Stored records:

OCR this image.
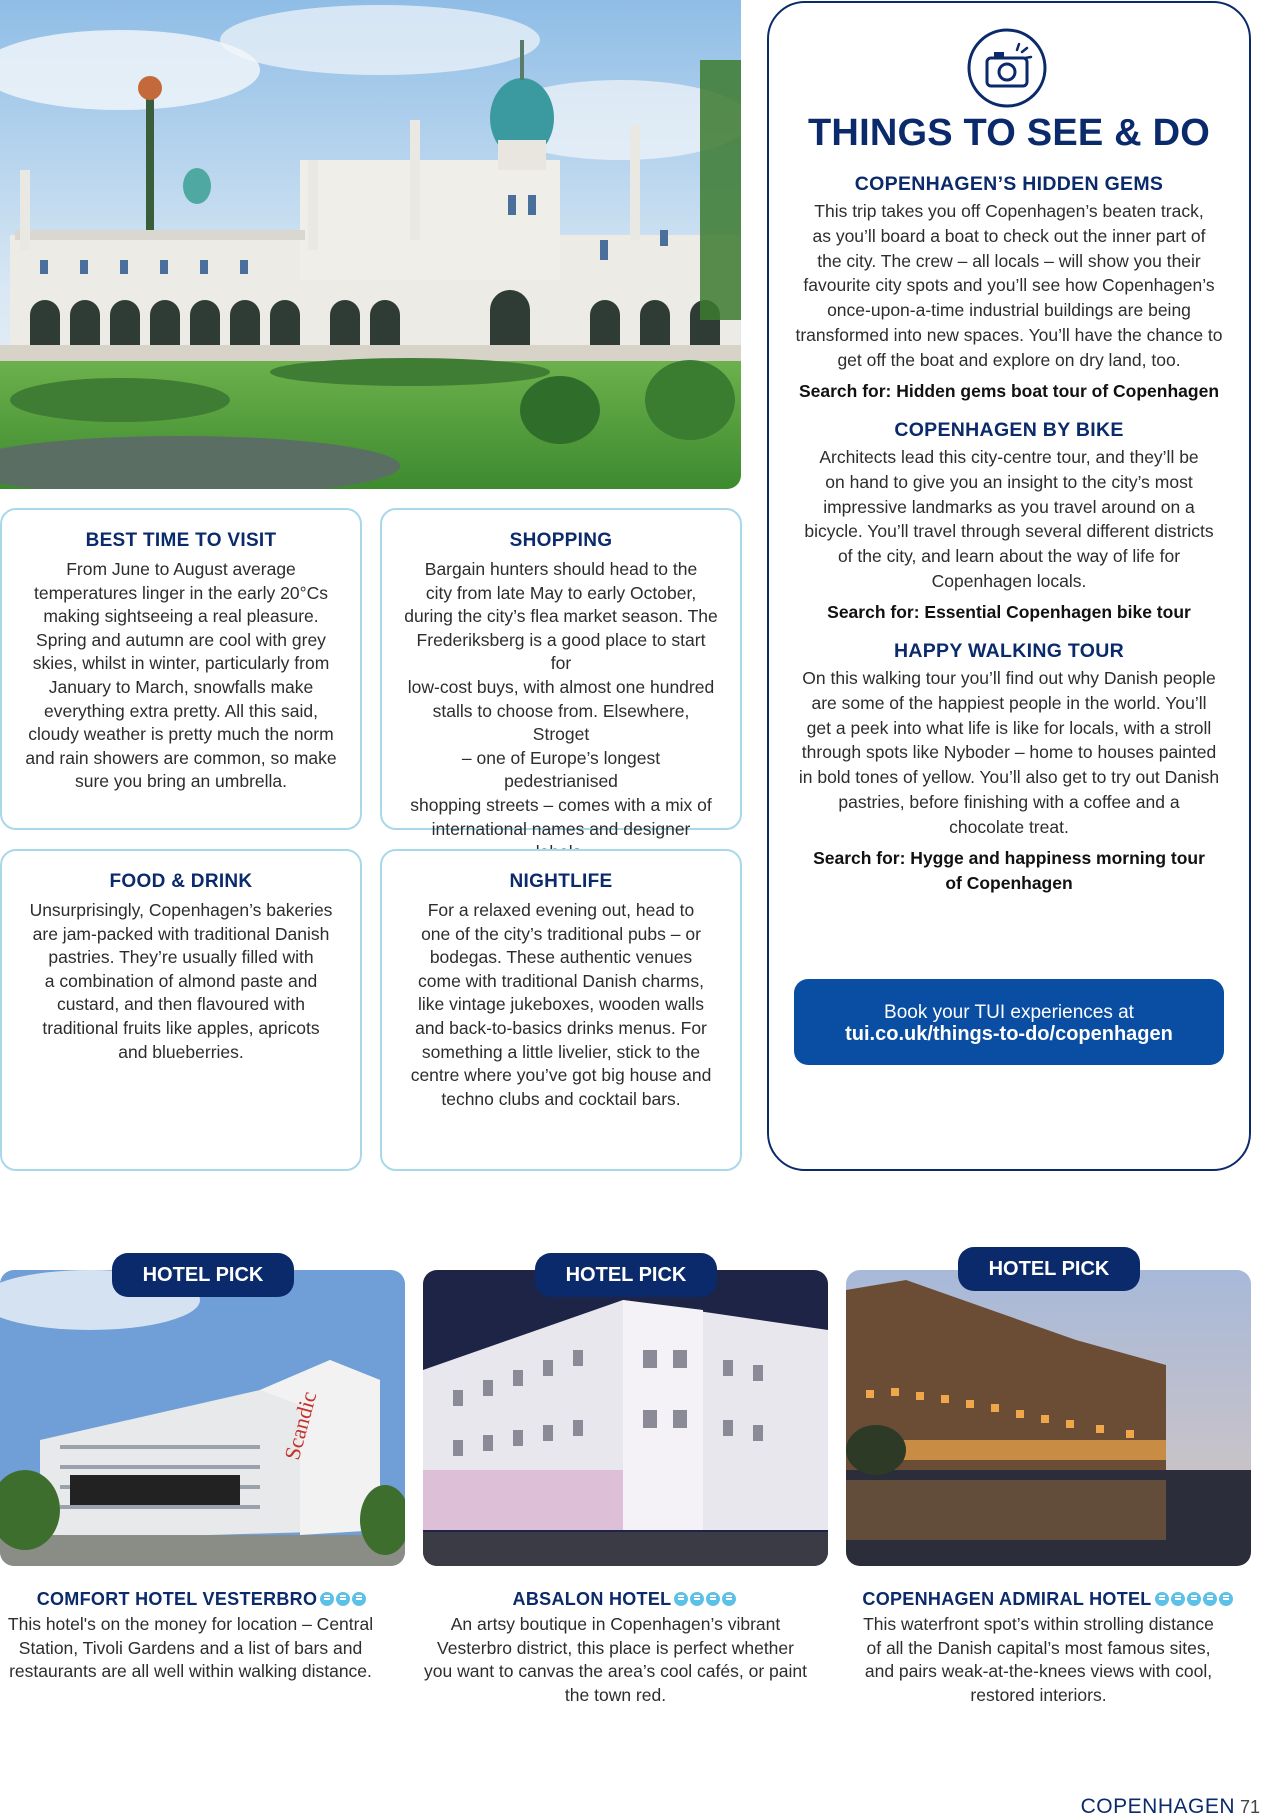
BEST TIME TO VISIT

From June to August average
temperatures linger in the early 20°Cs
making sightseeing a real pleasure.
Spring and autumn are cool with grey
skies, whilst in winter, particularly from
January to March, snowfalls make
everything extra pretty. All this said,
cloudy weather is pretty much the norm
and rain showers are common, so make
sure you bring an umbrella.

SHOPPING

Bargain hunters should head to the
city from late May to early October,
during the city’s flea market season. The
Frederiksberg is a good place to start for
low-cost buys, with almost one hundred
stalls to choose from. Elsewhere, Stroget
– one of Europe’s longest pedestrianised
shopping streets – comes with a mix of
international names and designer

FOOD & DRINK

Unsurprisingly, Copenhagen’s bakeries
are jam-packed with traditional Danish
pastries. They’re usually filled with
a combination of almond paste and
custard, and then flavoured with
traditional fruits like apples, apricots
and blueberries.

NIGHTLIFE

For a relaxed evening out, head to
one of the city’s traditional pubs – or
bodegas. These authentic venues
come with traditional Danish charms,
like vintage jukeboxes, wooden walls
and back-to-basics drinks menus. For
something a little livelier, stick to the
centre where you’ve got big house and
techno clubs and cocktail bars.

THINGS TO SEE & DO
COPENHAGEN’S HIDDEN GEMS

This trip takes you off Copenhagen’s beaten track,
as you’ll board a boat to check out the inner part of
the city. The crew – all locals – will show you their
favourite city spots and you’ll see how Copenhagen’s
once-upon-a-time industrial buildings are being
transformed into new spaces. You’ll have the chance to
get off the boat and explore on dry land, too.

Search for: Hidden gems boat tour of Copenhagen

COPENHAGEN BY BIKE

Architects lead this city-centre tour, and they’ll be
on hand to give you an insight to the city’s most
impressive landmarks as you travel around on a
bicycle. You’ll travel through several different districts
of the city, and learn about the way of life for
Copenhagen locals.

Search for: Essential Copenhagen bike tour

HAPPY WALKING TOUR

On this walking tour you’ll find out why Danish people
are some of the happiest people in the world. You’ll
get a peek into what life is like for locals, with a stroll
through spots like Nyboder – home to houses painted
in bold tones of yellow. You’ll also get to try out Danish
pastries, before finishing with a coffee and a
chocolate treat.

Search for: Hygge and happiness morning tour
of Copenhagen

Book your TUI experiences at
tui.co.uk/things-to-do/copenhagen
Scandic
HOTEL PICK
COMFORT HOTEL VESTERBRO

This hotel's on the money for location – Central
Station, Tivoli Gardens and a list of bars and
restaurants are all well within walking distance.

HOTEL PICK
ABSALON HOTEL

An artsy boutique in Copenhagen’s vibrant
Vesterbro district, this place is perfect whether
you want to canvas the area’s cool cafés, or paint
the town red.

HOTEL PICK
COPENHAGEN ADMIRAL HOTEL

This waterfront spot’s within strolling distance
of all the Danish capital’s most famous sites,
and pairs weak-at-the-knees views with cool,
restored interiors.

COPENHAGEN 71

• Request: Return every line above in which the string "make" occurs.

• Response to the exercise:
January to March, snowfalls make
and rain showers are common, so make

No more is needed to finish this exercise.